[Stored records]
════════

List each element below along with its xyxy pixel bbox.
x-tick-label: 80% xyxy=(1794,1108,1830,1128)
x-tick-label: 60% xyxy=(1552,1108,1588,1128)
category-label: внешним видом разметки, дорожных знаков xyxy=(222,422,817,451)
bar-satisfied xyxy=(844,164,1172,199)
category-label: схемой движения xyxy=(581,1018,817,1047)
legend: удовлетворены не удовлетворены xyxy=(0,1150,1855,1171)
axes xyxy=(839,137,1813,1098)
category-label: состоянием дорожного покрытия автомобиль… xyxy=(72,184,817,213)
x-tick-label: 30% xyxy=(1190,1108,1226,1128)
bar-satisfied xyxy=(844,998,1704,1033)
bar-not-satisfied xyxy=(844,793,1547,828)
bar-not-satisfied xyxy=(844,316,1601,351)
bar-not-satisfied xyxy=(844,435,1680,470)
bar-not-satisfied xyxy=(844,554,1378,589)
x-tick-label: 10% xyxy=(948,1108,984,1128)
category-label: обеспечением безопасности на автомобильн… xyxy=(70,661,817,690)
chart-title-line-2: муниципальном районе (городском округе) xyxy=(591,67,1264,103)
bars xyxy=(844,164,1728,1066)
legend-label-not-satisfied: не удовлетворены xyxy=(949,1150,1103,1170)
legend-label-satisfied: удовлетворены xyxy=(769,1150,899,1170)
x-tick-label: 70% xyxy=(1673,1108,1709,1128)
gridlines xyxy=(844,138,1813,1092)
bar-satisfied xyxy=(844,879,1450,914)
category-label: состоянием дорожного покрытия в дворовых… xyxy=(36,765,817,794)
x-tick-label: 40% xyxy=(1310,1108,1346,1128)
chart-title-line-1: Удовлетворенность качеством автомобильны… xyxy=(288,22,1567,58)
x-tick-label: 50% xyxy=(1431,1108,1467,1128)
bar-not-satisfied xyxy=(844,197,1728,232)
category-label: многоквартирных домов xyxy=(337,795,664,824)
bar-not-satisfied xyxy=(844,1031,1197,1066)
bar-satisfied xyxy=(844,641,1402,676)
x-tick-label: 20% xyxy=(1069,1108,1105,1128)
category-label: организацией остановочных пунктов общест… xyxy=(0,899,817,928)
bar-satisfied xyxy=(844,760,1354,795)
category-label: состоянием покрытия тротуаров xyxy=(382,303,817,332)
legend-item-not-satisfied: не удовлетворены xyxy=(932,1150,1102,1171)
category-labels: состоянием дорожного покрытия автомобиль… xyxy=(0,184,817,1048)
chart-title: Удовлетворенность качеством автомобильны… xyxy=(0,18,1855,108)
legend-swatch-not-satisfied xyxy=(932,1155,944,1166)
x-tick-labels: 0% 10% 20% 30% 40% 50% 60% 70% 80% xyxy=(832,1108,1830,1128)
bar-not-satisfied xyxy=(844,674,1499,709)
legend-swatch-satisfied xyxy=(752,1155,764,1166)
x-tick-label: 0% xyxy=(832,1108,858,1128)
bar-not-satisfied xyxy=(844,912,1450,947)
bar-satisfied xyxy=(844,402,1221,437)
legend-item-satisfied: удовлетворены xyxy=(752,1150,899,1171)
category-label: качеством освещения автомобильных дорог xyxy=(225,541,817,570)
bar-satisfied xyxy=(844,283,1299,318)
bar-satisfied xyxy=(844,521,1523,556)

════════

◆ **Request**: Reproduce every line of the records above without any changes.

◆ **Output of the task**:
List each element below along with its xyxy pixel bbox.
x-tick-label: 80% xyxy=(1794,1108,1830,1128)
x-tick-label: 60% xyxy=(1552,1108,1588,1128)
category-label: внешним видом разметки, дорожных знаков xyxy=(222,422,817,451)
bar-satisfied xyxy=(844,164,1172,199)
category-label: схемой движения xyxy=(581,1018,817,1047)
legend: удовлетворены не удовлетворены xyxy=(0,1150,1855,1171)
axes xyxy=(839,137,1813,1098)
category-label: состоянием дорожного покрытия автомобиль… xyxy=(72,184,817,213)
x-tick-label: 30% xyxy=(1190,1108,1226,1128)
bar-satisfied xyxy=(844,998,1704,1033)
bar-not-satisfied xyxy=(844,793,1547,828)
bar-not-satisfied xyxy=(844,316,1601,351)
bar-not-satisfied xyxy=(844,435,1680,470)
bar-not-satisfied xyxy=(844,554,1378,589)
x-tick-label: 10% xyxy=(948,1108,984,1128)
category-label: обеспечением безопасности на автомобильн… xyxy=(70,661,817,690)
chart-title-line-2: муниципальном районе (городском округе) xyxy=(591,67,1264,103)
bars xyxy=(844,164,1728,1066)
legend-label-not-satisfied: не удовлетворены xyxy=(949,1150,1103,1170)
legend-label-satisfied: удовлетворены xyxy=(769,1150,899,1170)
x-tick-label: 70% xyxy=(1673,1108,1709,1128)
gridlines xyxy=(844,138,1813,1092)
bar-satisfied xyxy=(844,879,1450,914)
category-label: состоянием дорожного покрытия в дворовых… xyxy=(36,765,817,794)
x-tick-label: 40% xyxy=(1310,1108,1346,1128)
chart-title-line-1: Удовлетворенность качеством автомобильны… xyxy=(288,22,1567,58)
x-tick-label: 50% xyxy=(1431,1108,1467,1128)
bar-not-satisfied xyxy=(844,197,1728,232)
category-label: многоквартирных домов xyxy=(337,795,664,824)
bar-not-satisfied xyxy=(844,1031,1197,1066)
bar-satisfied xyxy=(844,641,1402,676)
x-tick-label: 20% xyxy=(1069,1108,1105,1128)
category-label: организацией остановочных пунктов общест… xyxy=(0,899,817,928)
bar-satisfied xyxy=(844,760,1354,795)
category-label: состоянием покрытия тротуаров xyxy=(382,303,817,332)
legend-item-not-satisfied: не удовлетворены xyxy=(932,1150,1102,1171)
category-labels: состоянием дорожного покрытия автомобиль… xyxy=(0,184,817,1048)
chart-title: Удовлетворенность качеством автомобильны… xyxy=(0,18,1855,108)
legend-swatch-not-satisfied xyxy=(932,1155,944,1166)
x-tick-labels: 0% 10% 20% 30% 40% 50% 60% 70% 80% xyxy=(832,1108,1830,1128)
bar-not-satisfied xyxy=(844,674,1499,709)
legend-swatch-satisfied xyxy=(752,1155,764,1166)
x-tick-label: 0% xyxy=(832,1108,858,1128)
bar-not-satisfied xyxy=(844,912,1450,947)
bar-satisfied xyxy=(844,402,1221,437)
legend-item-satisfied: удовлетворены xyxy=(752,1150,899,1171)
category-label: качеством освещения автомобильных дорог xyxy=(225,541,817,570)
bar-satisfied xyxy=(844,283,1299,318)
bar-satisfied xyxy=(844,521,1523,556)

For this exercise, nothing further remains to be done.